START
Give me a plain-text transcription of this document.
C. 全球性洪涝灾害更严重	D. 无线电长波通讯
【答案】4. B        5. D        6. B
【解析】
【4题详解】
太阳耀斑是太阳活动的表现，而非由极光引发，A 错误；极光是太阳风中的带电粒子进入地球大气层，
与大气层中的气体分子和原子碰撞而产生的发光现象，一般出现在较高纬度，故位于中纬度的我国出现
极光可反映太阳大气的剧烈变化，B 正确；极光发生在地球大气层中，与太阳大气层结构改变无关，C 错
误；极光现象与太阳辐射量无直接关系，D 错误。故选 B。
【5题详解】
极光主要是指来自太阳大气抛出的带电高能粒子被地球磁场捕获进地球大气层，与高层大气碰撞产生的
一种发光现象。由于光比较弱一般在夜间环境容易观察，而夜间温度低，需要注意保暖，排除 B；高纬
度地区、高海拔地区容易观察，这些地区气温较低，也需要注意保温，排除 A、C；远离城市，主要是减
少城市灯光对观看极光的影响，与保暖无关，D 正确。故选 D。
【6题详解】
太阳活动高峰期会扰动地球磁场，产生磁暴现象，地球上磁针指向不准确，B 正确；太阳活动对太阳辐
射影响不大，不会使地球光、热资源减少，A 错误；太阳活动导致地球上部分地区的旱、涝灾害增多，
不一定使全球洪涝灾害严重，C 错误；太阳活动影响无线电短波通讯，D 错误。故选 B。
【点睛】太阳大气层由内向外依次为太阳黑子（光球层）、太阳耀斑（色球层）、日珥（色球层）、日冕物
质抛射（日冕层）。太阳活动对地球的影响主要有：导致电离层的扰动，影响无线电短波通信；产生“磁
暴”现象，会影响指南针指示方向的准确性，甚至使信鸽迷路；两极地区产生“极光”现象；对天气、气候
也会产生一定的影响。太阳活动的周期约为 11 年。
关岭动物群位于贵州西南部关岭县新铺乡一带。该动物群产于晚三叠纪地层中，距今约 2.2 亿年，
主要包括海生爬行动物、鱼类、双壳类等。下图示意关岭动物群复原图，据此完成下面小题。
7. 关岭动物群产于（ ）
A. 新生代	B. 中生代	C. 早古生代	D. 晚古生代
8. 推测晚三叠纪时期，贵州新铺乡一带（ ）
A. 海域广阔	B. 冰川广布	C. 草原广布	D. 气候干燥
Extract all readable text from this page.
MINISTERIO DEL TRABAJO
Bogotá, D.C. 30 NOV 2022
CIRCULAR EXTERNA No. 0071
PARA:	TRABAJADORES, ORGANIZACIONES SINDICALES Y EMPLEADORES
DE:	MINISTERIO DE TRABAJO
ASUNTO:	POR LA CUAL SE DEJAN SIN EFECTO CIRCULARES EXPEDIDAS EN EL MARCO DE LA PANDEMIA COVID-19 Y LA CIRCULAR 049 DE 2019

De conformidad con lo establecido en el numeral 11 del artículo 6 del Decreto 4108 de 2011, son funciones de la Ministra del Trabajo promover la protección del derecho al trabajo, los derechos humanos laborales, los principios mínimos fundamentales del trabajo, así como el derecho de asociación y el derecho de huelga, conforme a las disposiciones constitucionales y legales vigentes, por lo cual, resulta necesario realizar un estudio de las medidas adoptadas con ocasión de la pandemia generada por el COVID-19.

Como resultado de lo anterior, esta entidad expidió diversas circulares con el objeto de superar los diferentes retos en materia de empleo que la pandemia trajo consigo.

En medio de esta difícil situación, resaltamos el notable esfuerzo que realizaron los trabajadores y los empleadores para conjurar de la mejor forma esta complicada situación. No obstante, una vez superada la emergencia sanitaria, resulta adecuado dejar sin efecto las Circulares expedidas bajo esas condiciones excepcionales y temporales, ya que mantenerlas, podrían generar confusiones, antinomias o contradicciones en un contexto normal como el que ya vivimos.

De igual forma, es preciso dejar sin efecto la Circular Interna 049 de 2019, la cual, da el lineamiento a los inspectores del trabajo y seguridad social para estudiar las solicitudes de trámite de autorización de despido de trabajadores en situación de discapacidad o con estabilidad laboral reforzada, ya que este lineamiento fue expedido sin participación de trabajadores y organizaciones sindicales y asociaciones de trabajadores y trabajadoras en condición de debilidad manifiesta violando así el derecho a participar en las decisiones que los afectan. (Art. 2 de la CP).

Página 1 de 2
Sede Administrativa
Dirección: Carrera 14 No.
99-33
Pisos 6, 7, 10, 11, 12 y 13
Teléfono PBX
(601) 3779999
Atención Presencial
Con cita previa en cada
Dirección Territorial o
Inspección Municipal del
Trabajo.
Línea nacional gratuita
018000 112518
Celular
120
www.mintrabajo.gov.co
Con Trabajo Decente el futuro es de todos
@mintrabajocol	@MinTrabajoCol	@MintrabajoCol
END
> [Given request]
Each line above is to be repeated exactly.

> [The answer]
Give me a plain-text transcription of this document.
C. 全球性洪涝灾害更严重	D. 无线电长波通讯
【答案】4. B        5. D        6. B
【解析】
【4题详解】
太阳耀斑是太阳活动的表现，而非由极光引发，A 错误；极光是太阳风中的带电粒子进入地球大气层，
与大气层中的气体分子和原子碰撞而产生的发光现象，一般出现在较高纬度，故位于中纬度的我国出现
极光可反映太阳大气的剧烈变化，B 正确；极光发生在地球大气层中，与太阳大气层结构改变无关，C 错
误；极光现象与太阳辐射量无直接关系，D 错误。故选 B。
【5题详解】
极光主要是指来自太阳大气抛出的带电高能粒子被地球磁场捕获进地球大气层，与高层大气碰撞产生的
一种发光现象。由于光比较弱一般在夜间环境容易观察，而夜间温度低，需要注意保暖，排除 B；高纬
度地区、高海拔地区容易观察，这些地区气温较低，也需要注意保温，排除 A、C；远离城市，主要是减
少城市灯光对观看极光的影响，与保暖无关，D 正确。故选 D。
【6题详解】
太阳活动高峰期会扰动地球磁场，产生磁暴现象，地球上磁针指向不准确，B 正确；太阳活动对太阳辐
射影响不大，不会使地球光、热资源减少，A 错误；太阳活动导致地球上部分地区的旱、涝灾害增多，
不一定使全球洪涝灾害严重，C 错误；太阳活动影响无线电短波通讯，D 错误。故选 B。
【点睛】太阳大气层由内向外依次为太阳黑子（光球层）、太阳耀斑（色球层）、日珥（色球层）、日冕物
质抛射（日冕层）。太阳活动对地球的影响主要有：导致电离层的扰动，影响无线电短波通信；产生“磁
暴”现象，会影响指南针指示方向的准确性，甚至使信鸽迷路；两极地区产生“极光”现象；对天气、气候
也会产生一定的影响。太阳活动的周期约为 11 年。
关岭动物群位于贵州西南部关岭县新铺乡一带。该动物群产于晚三叠纪地层中，距今约 2.2 亿年，
主要包括海生爬行动物、鱼类、双壳类等。下图示意关岭动物群复原图，据此完成下面小题。
7. 关岭动物群产于（ ）
A. 新生代	B. 中生代	C. 早古生代	D. 晚古生代
8. 推测晚三叠纪时期，贵州新铺乡一带（ ）
A. 海域广阔	B. 冰川广布	C. 草原广布	D. 气候干燥
Extract all readable text from this page.
MINISTERIO DEL TRABAJO
Bogotá, D.C. 30 NOV 2022
CIRCULAR EXTERNA No. 0071
PARA:	TRABAJADORES, ORGANIZACIONES SINDICALES Y EMPLEADORES
DE:	MINISTERIO DE TRABAJO
ASUNTO:	POR LA CUAL SE DEJAN SIN EFECTO CIRCULARES EXPEDIDAS EN EL MARCO DE LA PANDEMIA COVID-19 Y LA CIRCULAR 049 DE 2019

De conformidad con lo establecido en el numeral 11 del artículo 6 del Decreto 4108 de 2011, son funciones de la Ministra del Trabajo promover la protección del derecho al trabajo, los derechos humanos laborales, los principios mínimos fundamentales del trabajo, así como el derecho de asociación y el derecho de huelga, conforme a las disposiciones constitucionales y legales vigentes, por lo cual, resulta necesario realizar un estudio de las medidas adoptadas con ocasión de la pandemia generada por el COVID-19.

Como resultado de lo anterior, esta entidad expidió diversas circulares con el objeto de superar los diferentes retos en materia de empleo que la pandemia trajo consigo.

En medio de esta difícil situación, resaltamos el notable esfuerzo que realizaron los trabajadores y los empleadores para conjurar de la mejor forma esta complicada situación. No obstante, una vez superada la emergencia sanitaria, resulta adecuado dejar sin efecto las Circulares expedidas bajo esas condiciones excepcionales y temporales, ya que mantenerlas, podrían generar confusiones, antinomias o contradicciones en un contexto normal como el que ya vivimos.

De igual forma, es preciso dejar sin efecto la Circular Interna 049 de 2019, la cual, da el lineamiento a los inspectores del trabajo y seguridad social para estudiar las solicitudes de trámite de autorización de despido de trabajadores en situación de discapacidad o con estabilidad laboral reforzada, ya que este lineamiento fue expedido sin participación de trabajadores y organizaciones sindicales y asociaciones de trabajadores y trabajadoras en condición de debilidad manifiesta violando así el derecho a participar en las decisiones que los afectan. (Art. 2 de la CP).

Página 1 de 2
Sede Administrativa
Dirección: Carrera 14 No.
99-33
Pisos 6, 7, 10, 11, 12 y 13
Teléfono PBX
(601) 3779999
Atención Presencial
Con cita previa en cada
Dirección Territorial o
Inspección Municipal del
Trabajo.
Línea nacional gratuita
018000 112518
Celular
120
www.mintrabajo.gov.co
Con Trabajo Decente el futuro es de todos
@mintrabajocol	@MinTrabajoCol	@MintrabajoCol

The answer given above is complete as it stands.